* Task material
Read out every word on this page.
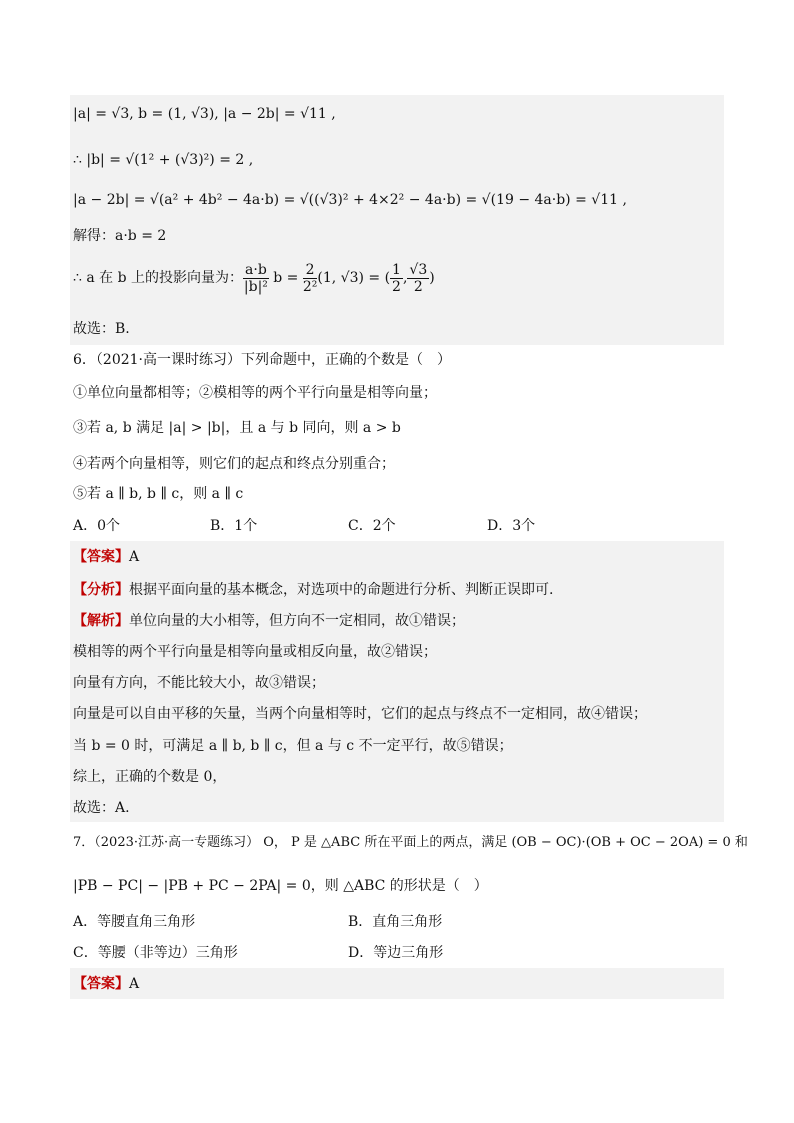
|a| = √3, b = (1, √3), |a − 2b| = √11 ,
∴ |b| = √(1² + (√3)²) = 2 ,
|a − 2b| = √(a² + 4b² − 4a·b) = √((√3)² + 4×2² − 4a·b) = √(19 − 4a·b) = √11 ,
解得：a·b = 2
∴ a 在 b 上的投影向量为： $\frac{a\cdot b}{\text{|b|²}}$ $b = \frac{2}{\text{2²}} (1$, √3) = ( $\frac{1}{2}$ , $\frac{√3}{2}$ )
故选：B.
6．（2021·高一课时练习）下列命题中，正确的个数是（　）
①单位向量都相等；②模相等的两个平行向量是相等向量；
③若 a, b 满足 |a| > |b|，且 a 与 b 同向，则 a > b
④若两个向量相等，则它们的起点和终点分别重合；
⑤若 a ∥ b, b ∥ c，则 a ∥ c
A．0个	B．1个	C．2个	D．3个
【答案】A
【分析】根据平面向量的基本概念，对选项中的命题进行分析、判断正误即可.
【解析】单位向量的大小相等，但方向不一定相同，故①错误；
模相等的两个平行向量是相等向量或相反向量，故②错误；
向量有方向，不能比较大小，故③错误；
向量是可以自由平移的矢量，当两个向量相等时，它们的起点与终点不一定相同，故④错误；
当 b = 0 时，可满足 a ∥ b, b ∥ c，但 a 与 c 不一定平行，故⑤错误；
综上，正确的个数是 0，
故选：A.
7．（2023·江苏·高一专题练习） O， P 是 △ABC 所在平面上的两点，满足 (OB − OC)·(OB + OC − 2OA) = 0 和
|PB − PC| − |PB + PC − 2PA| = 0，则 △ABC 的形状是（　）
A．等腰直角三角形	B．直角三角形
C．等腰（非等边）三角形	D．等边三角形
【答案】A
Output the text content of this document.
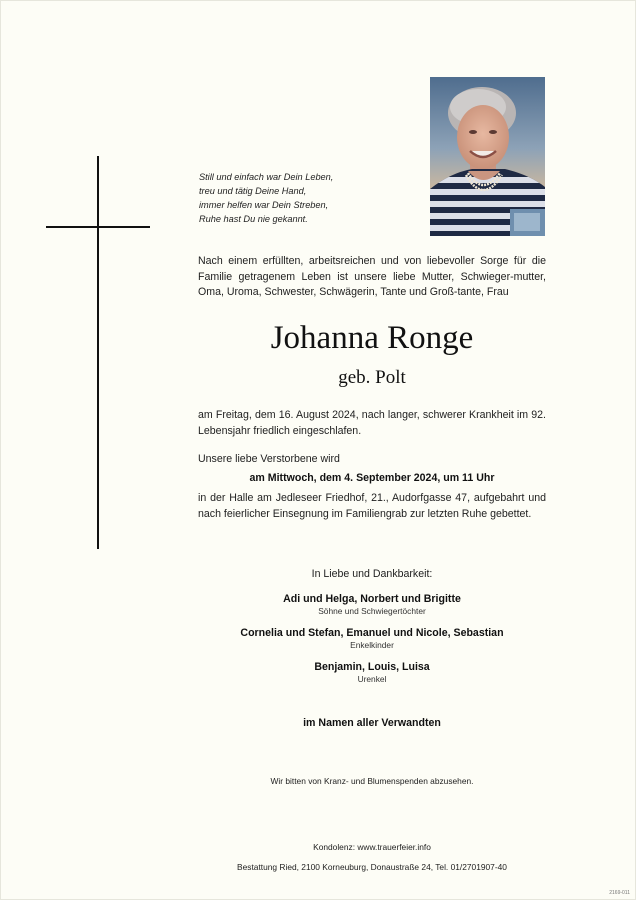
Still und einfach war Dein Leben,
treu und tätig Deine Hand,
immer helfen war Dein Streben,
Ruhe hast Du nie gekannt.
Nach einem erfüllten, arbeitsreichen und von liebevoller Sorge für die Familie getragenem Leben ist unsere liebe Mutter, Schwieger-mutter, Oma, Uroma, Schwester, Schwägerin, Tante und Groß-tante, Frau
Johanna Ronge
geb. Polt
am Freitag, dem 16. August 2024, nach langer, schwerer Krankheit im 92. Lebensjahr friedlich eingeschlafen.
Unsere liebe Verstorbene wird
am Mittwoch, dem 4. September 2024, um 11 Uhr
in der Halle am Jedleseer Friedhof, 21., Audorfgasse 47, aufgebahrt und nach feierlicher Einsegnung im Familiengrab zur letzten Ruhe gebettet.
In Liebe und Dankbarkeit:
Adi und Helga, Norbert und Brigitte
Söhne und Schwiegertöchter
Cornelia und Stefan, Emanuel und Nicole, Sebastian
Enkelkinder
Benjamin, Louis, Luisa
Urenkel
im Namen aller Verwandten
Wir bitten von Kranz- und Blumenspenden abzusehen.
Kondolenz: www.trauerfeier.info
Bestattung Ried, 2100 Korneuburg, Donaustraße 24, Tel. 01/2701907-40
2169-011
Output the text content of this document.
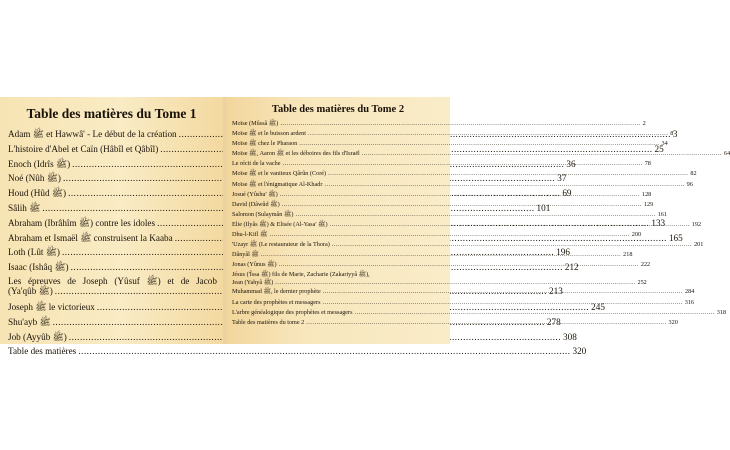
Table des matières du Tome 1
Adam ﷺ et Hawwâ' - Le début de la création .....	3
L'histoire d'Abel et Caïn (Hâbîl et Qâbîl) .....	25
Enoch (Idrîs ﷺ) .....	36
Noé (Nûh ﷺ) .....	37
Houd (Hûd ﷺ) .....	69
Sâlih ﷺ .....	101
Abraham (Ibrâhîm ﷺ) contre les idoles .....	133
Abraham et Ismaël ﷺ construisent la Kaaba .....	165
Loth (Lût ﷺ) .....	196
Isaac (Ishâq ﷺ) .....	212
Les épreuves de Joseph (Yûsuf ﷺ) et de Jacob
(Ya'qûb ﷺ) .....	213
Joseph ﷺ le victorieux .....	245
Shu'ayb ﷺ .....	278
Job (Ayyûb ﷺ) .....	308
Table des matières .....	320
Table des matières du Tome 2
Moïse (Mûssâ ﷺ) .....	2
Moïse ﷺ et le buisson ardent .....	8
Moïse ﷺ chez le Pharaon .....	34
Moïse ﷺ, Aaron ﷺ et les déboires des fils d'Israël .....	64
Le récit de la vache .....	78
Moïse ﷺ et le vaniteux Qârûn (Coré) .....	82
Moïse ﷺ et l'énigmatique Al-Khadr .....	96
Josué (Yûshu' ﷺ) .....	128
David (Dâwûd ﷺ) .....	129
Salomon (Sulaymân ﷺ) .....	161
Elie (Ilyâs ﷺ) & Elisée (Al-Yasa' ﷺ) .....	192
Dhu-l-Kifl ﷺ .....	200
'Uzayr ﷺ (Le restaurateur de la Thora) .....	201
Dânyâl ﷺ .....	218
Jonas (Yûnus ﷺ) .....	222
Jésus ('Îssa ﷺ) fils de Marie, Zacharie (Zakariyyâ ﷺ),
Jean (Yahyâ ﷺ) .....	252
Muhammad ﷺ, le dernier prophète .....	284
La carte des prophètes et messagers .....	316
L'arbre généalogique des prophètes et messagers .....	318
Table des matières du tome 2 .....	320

* Given exercise
The records above need to be restated word for word, with the pictures left out.

* Complete response
Read out every word on this page.
|a| = √3, b = (1, √3), |a − 2b| = √11 ,
∴ |b| = √(1² + (√3)²) = 2 ,
|a − 2b| = √(a² + 4b² − 4a·b) = √((√3)² + 4×2² − 4a·b) = √(19 − 4a·b) = √11 ,
解得：a·b = 2
∴ a 在 b 上的投影向量为： $\frac{a\cdot b}{\text{|b|²}}$ $b = \frac{2}{\text{2²}} (1$, √3) = ( $\frac{1}{2}$ , $\frac{√3}{2}$ )
故选：B.
6．（2021·高一课时练习）下列命题中，正确的个数是（　）
①单位向量都相等；②模相等的两个平行向量是相等向量；
③若 a, b 满足 |a| > |b|，且 a 与 b 同向，则 a > b
④若两个向量相等，则它们的起点和终点分别重合；
⑤若 a ∥ b, b ∥ c，则 a ∥ c
A．0个	B．1个	C．2个	D．3个
【答案】A
【分析】根据平面向量的基本概念，对选项中的命题进行分析、判断正误即可.
【解析】单位向量的大小相等，但方向不一定相同，故①错误；
模相等的两个平行向量是相等向量或相反向量，故②错误；
向量有方向，不能比较大小，故③错误；
向量是可以自由平移的矢量，当两个向量相等时，它们的起点与终点不一定相同，故④错误；
当 b = 0 时，可满足 a ∥ b, b ∥ c，但 a 与 c 不一定平行，故⑤错误；
综上，正确的个数是 0，
故选：A.
7．（2023·江苏·高一专题练习） O， P 是 △ABC 所在平面上的两点，满足 (OB − OC)·(OB + OC − 2OA) = 0 和
|PB − PC| − |PB + PC − 2PA| = 0，则 △ABC 的形状是（　）
A．等腰直角三角形	B．直角三角形
C．等腰（非等边）三角形	D．等边三角形
【答案】A
Output the text content of this document.
Still und einfach war Dein Leben,
treu und tätig Deine Hand,
immer helfen war Dein Streben,
Ruhe hast Du nie gekannt.
Nach einem erfüllten, arbeitsreichen und von liebevoller Sorge für die Familie getragenem Leben ist unsere liebe Mutter, Schwieger-mutter, Oma, Uroma, Schwester, Schwägerin, Tante und Groß-tante, Frau
Johanna Ronge
geb. Polt
am Freitag, dem 16. August 2024, nach langer, schwerer Krankheit im 92. Lebensjahr friedlich eingeschlafen.
Unsere liebe Verstorbene wird
am Mittwoch, dem 4. September 2024, um 11 Uhr
in der Halle am Jedleseer Friedhof, 21., Audorfgasse 47, aufgebahrt und nach feierlicher Einsegnung im Familiengrab zur letzten Ruhe gebettet.
In Liebe und Dankbarkeit:
Adi und Helga, Norbert und Brigitte
Söhne und Schwiegertöchter
Cornelia und Stefan, Emanuel und Nicole, Sebastian
Enkelkinder
Benjamin, Louis, Luisa
Urenkel
im Namen aller Verwandten
Wir bitten von Kranz- und Blumenspenden abzusehen.
Kondolenz: www.trauerfeier.info
Bestattung Ried, 2100 Korneuburg, Donaustraße 24, Tel. 01/2701907-40
2169-011
Output the text content of this document.
Table des matières du Tome 1
Adam ﷺ et Hawwâ' - Le début de la création .....	3
L'histoire d'Abel et Caïn (Hâbîl et Qâbîl) .....	25
Enoch (Idrîs ﷺ) .....	36
Noé (Nûh ﷺ) .....	37
Houd (Hûd ﷺ) .....	69
Sâlih ﷺ .....	101
Abraham (Ibrâhîm ﷺ) contre les idoles .....	133
Abraham et Ismaël ﷺ construisent la Kaaba .....	165
Loth (Lût ﷺ) .....	196
Isaac (Ishâq ﷺ) .....	212
Les épreuves de Joseph (Yûsuf ﷺ) et de Jacob
(Ya'qûb ﷺ) .....	213
Joseph ﷺ le victorieux .....	245
Shu'ayb ﷺ .....	278
Job (Ayyûb ﷺ) .....	308
Table des matières .....	320
Table des matières du Tome 2
Moïse (Mûssâ ﷺ) .....	2
Moïse ﷺ et le buisson ardent .....	8
Moïse ﷺ chez le Pharaon .....	34
Moïse ﷺ, Aaron ﷺ et les déboires des fils d'Israël .....	64
Le récit de la vache .....	78
Moïse ﷺ et le vaniteux Qârûn (Coré) .....	82
Moïse ﷺ et l'énigmatique Al-Khadr .....	96
Josué (Yûshu' ﷺ) .....	128
David (Dâwûd ﷺ) .....	129
Salomon (Sulaymân ﷺ) .....	161
Elie (Ilyâs ﷺ) & Elisée (Al-Yasa' ﷺ) .....	192
Dhu-l-Kifl ﷺ .....	200
'Uzayr ﷺ (Le restaurateur de la Thora) .....	201
Dânyâl ﷺ .....	218
Jonas (Yûnus ﷺ) .....	222
Jésus ('Îssa ﷺ) fils de Marie, Zacharie (Zakariyyâ ﷺ),
Jean (Yahyâ ﷺ) .....	252
Muhammad ﷺ, le dernier prophète .....	284
La carte des prophètes et messagers .....	316
L'arbre généalogique des prophètes et messagers .....	318
Table des matières du tome 2 .....	320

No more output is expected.